→ **Reading text**:
Especially for craftspeople with families, it is necessary to recognize that there are some things more important than business pursuits. ''Remember to put yourself and your family ahead of your craft,'' advises Kelly LaRoche of Specifically Random (www.etsy.com/shop/specificallyrandom). ''Even if you are dependent on your craft for an income, the right balance will automatically help maximize the time you can set aside for your business. Don't forget yourself, your family, and friends in the schedule you create.''

Single mom and full-time student Meca McKinney of Jypsea (www.jypsea.com) says, ''I try to remain very organized so I don't waste time looking for things. I've learned to stop over-committing myself to other things, such as social events.''

But this doesn't mean your family can't be an integral part of your business, especially for older children. Renee Harris of MadeOn Skin Care (www.hardlotion.com) has eight homeschooled children, many of whom are involved in the family business. After a modest start, sales grew rapidly. ''I was on a roll and knew that with Christmas approaching, we could really do well. But, I was also expecting baby number eight in November and wasn't sure if I could physically handle a lot of sales, plus deliver a baby. I decided family was more important and that I wouldn't try to create a big holiday sales season. As we approached the due date, my husband got laid off after 10 years at a large computer corporation. We had a huge decision to make. Would we need to move to a larger city for my husband to find work, or would we push to make the lotion business full-time income for our family of 10?

→ **Dataset excerpts**:
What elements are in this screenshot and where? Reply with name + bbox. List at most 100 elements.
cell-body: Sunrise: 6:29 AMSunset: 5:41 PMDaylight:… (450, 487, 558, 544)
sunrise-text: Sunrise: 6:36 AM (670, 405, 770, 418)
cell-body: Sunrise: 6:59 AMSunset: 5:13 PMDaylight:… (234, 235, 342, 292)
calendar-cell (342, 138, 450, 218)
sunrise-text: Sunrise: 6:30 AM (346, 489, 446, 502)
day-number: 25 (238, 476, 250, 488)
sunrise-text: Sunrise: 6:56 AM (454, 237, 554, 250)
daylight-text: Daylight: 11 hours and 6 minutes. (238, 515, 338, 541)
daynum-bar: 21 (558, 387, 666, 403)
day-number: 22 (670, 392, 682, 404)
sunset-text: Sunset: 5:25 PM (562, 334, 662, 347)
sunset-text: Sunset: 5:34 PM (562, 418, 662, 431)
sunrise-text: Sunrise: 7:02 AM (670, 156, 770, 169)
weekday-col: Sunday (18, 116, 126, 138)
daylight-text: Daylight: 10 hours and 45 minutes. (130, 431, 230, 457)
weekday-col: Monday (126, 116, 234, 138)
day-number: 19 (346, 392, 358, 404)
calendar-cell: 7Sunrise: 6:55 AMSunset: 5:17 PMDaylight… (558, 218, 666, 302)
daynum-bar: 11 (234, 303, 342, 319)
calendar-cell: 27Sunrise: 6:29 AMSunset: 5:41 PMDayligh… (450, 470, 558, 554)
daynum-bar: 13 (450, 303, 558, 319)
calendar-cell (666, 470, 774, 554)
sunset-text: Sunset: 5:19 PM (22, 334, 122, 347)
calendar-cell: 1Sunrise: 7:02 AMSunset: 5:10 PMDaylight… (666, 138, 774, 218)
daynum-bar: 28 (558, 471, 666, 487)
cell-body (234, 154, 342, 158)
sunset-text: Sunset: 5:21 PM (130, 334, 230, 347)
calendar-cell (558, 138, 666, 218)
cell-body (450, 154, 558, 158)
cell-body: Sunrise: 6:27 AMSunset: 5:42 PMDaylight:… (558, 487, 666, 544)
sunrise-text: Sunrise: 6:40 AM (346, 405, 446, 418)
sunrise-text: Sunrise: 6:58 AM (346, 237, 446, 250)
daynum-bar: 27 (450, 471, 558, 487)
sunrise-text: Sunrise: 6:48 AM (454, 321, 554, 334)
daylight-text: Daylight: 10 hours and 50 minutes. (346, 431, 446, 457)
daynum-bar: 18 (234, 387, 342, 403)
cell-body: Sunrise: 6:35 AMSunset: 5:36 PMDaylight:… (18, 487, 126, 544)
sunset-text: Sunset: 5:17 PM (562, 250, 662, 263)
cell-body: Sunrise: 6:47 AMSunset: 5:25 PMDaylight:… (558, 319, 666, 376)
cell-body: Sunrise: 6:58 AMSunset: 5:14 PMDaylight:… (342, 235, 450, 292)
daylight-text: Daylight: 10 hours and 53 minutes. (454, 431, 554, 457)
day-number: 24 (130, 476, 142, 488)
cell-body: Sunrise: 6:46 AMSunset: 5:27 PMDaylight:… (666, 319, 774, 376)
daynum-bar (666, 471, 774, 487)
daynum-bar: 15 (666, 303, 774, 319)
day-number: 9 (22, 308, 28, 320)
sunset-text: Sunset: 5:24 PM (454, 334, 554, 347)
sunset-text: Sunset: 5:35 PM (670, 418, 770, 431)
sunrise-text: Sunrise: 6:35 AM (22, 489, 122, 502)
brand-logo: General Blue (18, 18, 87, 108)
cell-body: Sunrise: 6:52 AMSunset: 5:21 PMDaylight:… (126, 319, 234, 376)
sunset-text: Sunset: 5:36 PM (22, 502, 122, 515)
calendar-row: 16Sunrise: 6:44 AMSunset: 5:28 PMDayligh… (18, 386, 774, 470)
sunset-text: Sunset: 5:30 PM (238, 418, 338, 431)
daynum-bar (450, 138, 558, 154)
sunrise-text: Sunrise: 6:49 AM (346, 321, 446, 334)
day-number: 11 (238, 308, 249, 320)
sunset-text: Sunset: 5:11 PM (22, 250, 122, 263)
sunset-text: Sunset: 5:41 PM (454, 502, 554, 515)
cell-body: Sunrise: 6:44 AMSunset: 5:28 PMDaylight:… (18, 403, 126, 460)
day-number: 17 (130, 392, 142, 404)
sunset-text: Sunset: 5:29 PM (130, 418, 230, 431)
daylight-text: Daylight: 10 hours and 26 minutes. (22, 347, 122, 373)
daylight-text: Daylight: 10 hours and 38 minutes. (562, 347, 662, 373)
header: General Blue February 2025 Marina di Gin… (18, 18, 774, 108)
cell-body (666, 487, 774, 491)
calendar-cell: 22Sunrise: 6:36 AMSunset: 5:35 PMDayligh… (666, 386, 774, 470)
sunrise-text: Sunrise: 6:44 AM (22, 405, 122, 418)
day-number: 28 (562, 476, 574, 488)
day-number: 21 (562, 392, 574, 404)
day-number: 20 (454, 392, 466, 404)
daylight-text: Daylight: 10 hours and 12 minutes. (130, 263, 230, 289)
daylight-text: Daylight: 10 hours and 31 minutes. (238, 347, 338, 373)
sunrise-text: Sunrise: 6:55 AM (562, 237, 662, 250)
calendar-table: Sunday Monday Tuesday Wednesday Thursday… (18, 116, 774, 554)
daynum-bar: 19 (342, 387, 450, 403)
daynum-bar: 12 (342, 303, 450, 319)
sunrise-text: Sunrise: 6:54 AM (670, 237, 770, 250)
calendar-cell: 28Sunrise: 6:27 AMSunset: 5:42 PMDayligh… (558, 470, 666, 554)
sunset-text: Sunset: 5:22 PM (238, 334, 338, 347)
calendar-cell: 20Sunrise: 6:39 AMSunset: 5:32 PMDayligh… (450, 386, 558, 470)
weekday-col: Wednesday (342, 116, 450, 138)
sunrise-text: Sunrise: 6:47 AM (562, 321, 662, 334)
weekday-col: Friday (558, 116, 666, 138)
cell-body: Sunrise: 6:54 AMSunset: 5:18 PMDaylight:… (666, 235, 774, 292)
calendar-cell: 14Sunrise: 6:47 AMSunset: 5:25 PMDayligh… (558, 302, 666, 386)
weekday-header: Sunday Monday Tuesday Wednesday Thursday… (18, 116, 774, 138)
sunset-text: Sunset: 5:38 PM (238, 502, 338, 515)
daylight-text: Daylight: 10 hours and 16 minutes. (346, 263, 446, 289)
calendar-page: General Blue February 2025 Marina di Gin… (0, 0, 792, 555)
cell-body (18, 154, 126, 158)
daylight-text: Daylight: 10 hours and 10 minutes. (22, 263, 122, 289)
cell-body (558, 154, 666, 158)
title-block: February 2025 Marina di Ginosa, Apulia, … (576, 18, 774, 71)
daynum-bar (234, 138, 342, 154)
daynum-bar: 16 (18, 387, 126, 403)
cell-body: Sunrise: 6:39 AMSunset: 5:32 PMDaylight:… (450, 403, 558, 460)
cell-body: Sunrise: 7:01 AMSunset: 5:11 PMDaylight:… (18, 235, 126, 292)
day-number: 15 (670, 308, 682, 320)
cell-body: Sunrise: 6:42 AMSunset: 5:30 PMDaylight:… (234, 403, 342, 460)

→ **Exercise set**:
A – Copy from the passage about crafting and family, starting at "But this doesn't" and ending at "family of 10?".
B – Using the passage about crafting and family, decide whether each statement agrees with it. For each, answer yes or no and quote the words that settle it. (i) Meca McKinney is a single mom and a full-time student. (ii) Renee Harris has six homeschooled children. (iii) Renee Harris's husband was laid off after 10 years at a large computer corporation.
C – According to the passage about crafting and family, what has Meca McKinney learned to stop doing?
Rely only on the passage about crafting and family.

→ **Your responses**:
A –
But this doesn't mean your family can't be an integral part of your business, especially for older children. Renee Harris of MadeOn Skin Care (www.hardlotion.com) has eight homeschooled children, many of whom are involved in the family business. After a modest start, sales grew rapidly. ''I was on a roll and knew that with Christmas approaching, we could really do well. But, I was also expecting baby number eight in November and wasn't sure if I could physically handle a lot of sales, plus deliver a baby. I decided family was more important and that I wouldn't try to create a big holiday sales season. As we approached the due date, my husband got laid off after 10 years at a large computer corporation. We had a huge decision to make. Would we need to move to a larger city for my husband to find work, or would we push to make the lotion business full-time income for our family of 10?

B –
(i) Yes: "Single mom and full-time student Meca McKinney"
(ii) No: "has eight homeschooled children"
(iii) Yes: "my husband got laid off after 10 years at a large computer corporation"

C – Over-committing to other things, such as social events.